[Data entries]
* BEGIN *
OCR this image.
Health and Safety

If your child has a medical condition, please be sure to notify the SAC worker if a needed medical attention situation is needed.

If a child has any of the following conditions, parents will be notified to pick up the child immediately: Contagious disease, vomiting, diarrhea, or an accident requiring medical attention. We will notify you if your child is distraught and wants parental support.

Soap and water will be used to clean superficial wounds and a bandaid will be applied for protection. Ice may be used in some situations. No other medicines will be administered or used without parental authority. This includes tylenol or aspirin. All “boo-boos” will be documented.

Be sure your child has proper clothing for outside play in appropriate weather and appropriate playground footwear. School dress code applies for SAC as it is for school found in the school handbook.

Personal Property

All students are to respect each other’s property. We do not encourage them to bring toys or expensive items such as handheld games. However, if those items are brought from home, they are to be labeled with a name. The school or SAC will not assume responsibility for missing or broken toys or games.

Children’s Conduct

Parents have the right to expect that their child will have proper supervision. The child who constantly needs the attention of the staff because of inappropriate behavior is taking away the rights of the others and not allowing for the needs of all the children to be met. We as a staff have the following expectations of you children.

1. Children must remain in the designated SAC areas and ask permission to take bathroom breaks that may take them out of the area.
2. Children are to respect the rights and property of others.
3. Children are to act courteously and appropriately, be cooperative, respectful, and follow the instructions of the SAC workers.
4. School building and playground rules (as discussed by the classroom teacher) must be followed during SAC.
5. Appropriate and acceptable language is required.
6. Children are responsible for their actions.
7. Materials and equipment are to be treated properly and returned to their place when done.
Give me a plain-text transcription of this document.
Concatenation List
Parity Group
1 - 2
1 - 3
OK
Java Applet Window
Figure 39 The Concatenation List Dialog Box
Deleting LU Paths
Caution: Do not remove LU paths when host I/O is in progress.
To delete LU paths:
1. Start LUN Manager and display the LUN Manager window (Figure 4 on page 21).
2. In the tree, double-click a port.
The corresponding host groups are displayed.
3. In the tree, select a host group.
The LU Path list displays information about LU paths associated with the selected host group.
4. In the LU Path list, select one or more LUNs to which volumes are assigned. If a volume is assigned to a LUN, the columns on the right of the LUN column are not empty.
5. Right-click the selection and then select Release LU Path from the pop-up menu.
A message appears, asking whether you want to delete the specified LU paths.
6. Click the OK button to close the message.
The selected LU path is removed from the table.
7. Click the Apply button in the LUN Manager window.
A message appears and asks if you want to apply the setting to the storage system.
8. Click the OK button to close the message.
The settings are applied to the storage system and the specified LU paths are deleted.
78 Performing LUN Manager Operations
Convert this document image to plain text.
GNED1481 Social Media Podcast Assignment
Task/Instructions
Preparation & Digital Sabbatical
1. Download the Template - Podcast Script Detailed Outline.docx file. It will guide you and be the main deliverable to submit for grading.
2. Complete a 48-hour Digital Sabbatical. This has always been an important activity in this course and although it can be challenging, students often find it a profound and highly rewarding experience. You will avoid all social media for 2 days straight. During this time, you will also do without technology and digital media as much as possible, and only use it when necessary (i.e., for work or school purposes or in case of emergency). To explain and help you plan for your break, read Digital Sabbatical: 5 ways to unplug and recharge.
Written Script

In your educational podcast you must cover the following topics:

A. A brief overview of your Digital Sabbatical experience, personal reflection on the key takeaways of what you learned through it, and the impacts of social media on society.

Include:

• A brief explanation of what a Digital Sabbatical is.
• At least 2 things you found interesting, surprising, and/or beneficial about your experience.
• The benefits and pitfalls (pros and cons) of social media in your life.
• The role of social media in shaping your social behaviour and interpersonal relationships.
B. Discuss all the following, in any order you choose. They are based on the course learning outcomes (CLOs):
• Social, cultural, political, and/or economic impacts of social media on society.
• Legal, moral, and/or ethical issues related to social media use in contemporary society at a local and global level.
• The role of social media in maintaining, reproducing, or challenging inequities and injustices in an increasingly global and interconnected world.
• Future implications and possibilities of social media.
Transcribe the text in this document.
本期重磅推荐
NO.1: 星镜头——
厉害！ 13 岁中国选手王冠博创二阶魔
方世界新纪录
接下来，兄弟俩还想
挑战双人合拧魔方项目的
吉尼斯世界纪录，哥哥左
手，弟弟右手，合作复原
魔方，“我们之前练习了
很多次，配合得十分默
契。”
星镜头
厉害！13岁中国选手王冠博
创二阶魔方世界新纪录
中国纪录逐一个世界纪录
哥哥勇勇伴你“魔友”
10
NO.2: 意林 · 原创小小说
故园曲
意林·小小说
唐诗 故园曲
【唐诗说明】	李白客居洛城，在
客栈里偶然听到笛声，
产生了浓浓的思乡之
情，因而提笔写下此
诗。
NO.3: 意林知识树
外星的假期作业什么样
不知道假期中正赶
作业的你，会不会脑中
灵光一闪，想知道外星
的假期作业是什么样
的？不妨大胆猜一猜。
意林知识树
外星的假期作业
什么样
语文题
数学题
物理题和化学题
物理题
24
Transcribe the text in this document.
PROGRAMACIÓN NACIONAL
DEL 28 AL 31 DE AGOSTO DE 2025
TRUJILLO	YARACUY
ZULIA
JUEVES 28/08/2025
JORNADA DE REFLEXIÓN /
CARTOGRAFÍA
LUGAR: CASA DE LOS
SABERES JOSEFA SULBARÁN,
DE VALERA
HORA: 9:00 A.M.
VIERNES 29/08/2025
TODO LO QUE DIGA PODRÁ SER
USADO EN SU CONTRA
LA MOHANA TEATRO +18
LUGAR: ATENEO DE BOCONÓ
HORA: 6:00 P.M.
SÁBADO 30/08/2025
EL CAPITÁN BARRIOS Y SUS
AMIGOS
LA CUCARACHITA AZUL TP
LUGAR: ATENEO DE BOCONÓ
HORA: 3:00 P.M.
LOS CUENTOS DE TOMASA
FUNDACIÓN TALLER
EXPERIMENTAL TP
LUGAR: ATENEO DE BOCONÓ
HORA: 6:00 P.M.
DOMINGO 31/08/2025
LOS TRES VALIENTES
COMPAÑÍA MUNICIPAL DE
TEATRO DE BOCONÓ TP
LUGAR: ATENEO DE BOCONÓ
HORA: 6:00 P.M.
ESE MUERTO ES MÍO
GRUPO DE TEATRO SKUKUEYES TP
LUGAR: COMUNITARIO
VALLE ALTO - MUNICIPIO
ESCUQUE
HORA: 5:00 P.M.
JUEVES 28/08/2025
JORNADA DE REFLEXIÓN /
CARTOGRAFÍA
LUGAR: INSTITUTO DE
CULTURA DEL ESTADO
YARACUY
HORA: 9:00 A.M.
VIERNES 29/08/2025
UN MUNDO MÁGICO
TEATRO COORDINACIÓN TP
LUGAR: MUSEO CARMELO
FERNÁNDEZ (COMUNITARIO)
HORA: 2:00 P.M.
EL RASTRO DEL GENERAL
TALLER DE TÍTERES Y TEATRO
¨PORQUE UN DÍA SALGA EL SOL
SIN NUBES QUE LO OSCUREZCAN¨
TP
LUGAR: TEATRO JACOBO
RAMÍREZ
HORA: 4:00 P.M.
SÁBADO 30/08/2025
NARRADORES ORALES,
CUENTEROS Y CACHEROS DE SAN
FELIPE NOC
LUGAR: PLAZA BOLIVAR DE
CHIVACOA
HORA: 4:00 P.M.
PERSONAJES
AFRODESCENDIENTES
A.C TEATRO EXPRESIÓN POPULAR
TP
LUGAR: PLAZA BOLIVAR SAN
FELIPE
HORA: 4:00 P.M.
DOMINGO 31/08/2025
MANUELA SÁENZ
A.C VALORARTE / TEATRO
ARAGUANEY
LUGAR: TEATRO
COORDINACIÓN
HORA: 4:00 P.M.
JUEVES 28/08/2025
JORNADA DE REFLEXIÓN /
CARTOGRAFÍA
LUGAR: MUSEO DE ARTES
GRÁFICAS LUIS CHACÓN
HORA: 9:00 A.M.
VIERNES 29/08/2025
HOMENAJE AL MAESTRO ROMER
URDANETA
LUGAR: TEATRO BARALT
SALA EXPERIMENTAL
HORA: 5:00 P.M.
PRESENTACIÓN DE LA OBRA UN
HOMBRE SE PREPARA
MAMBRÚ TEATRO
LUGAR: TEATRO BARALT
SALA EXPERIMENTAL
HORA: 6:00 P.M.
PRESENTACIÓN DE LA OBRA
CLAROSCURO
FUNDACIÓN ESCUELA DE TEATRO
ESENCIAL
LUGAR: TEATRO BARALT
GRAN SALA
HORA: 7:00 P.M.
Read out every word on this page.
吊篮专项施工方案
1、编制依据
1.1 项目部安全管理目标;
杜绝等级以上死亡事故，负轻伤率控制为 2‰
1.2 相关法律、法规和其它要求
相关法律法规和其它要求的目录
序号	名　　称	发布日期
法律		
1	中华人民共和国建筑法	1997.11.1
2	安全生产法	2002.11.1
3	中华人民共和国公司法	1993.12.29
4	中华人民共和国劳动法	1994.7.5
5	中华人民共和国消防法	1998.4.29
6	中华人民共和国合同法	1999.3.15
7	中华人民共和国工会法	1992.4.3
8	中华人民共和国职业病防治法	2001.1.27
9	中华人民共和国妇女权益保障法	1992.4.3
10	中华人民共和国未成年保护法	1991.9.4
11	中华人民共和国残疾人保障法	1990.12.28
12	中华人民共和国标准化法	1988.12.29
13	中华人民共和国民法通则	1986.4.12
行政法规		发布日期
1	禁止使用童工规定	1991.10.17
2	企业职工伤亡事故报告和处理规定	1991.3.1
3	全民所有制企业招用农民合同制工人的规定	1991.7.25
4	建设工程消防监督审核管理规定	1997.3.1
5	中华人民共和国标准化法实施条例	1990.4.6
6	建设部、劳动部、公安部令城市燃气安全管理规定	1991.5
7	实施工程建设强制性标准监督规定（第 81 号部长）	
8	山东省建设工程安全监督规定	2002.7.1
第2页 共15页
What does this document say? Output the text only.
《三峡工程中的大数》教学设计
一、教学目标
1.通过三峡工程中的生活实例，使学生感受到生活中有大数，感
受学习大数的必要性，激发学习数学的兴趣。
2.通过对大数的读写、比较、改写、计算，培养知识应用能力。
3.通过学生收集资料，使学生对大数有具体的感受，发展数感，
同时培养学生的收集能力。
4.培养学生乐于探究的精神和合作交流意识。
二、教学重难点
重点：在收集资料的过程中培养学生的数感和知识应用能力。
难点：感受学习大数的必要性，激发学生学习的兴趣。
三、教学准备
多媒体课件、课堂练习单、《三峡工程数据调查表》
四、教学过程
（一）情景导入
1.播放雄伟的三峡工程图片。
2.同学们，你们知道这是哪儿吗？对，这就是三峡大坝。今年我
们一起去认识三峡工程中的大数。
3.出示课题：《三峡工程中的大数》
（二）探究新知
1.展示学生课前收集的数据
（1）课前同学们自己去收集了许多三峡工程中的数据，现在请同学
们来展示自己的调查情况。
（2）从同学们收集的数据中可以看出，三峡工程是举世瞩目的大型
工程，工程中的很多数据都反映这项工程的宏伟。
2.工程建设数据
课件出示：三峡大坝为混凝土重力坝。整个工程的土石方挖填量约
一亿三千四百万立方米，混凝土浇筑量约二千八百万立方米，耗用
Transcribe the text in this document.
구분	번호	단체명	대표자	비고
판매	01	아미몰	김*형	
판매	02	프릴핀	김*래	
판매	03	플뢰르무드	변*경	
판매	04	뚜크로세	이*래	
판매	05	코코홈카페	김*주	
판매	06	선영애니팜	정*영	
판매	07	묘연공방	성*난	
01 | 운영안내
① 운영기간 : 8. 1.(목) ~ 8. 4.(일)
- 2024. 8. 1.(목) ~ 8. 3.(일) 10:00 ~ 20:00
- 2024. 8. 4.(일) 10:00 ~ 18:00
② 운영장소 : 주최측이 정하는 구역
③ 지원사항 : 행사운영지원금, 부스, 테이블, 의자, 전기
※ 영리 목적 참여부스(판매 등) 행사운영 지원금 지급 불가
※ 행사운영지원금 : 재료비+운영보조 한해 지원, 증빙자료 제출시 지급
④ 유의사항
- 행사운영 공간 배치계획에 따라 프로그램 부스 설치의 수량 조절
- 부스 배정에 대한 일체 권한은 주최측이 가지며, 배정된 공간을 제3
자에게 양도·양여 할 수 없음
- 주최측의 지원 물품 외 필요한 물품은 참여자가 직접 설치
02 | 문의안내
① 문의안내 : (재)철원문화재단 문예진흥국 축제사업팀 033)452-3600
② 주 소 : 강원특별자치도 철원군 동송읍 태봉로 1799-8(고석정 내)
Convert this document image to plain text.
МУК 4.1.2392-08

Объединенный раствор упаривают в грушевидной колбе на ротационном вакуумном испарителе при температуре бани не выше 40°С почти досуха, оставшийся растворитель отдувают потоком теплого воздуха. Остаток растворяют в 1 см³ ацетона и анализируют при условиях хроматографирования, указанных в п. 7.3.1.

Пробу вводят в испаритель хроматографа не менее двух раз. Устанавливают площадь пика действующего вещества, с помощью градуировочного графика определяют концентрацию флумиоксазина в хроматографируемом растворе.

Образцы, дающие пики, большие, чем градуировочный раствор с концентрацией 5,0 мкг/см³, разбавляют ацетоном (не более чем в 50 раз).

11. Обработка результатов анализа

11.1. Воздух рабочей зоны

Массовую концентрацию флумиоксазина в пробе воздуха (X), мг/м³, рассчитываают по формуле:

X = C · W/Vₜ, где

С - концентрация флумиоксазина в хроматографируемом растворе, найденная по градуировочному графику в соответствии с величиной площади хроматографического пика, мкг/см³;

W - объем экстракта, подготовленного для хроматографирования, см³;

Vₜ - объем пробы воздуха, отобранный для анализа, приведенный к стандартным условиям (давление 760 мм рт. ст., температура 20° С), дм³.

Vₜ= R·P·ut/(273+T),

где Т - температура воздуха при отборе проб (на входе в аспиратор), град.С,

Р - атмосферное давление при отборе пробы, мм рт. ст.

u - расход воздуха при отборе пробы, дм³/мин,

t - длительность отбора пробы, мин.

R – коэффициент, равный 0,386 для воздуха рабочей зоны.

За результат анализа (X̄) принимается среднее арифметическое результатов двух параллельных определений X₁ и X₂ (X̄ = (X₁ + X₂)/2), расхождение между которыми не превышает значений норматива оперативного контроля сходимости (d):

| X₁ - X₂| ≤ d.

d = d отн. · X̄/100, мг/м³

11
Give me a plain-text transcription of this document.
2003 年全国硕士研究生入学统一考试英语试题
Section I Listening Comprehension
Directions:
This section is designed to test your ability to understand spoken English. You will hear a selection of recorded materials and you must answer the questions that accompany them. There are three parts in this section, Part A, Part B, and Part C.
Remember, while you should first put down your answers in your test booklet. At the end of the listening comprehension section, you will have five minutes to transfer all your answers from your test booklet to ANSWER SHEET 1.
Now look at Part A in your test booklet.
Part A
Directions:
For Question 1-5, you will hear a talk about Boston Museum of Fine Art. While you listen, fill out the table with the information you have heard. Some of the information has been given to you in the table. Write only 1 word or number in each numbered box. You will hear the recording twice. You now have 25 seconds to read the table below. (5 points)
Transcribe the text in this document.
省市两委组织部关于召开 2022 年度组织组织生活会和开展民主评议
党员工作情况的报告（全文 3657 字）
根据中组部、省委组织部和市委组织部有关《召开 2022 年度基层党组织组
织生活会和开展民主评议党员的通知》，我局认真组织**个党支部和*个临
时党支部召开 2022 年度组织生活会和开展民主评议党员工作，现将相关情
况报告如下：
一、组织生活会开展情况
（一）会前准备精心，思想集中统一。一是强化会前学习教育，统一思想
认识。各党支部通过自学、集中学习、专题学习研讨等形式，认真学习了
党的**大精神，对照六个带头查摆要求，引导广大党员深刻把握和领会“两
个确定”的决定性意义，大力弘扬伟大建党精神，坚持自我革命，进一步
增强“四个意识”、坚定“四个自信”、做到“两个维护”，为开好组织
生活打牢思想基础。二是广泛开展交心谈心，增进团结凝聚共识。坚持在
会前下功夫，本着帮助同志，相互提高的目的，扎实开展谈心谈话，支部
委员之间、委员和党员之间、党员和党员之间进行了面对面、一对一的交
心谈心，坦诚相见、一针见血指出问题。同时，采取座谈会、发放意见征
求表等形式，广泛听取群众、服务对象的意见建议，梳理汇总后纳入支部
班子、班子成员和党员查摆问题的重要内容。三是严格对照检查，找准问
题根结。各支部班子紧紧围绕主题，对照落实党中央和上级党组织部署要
* END *
# STATED PROBLEM
Every line of the records that includes the word "문의안내" should be gathered.

# FINAL RESULT
02 | 문의안내
① 문의안내 : (재)철원문화재단 문예진흥국 축제사업팀 033)452-3600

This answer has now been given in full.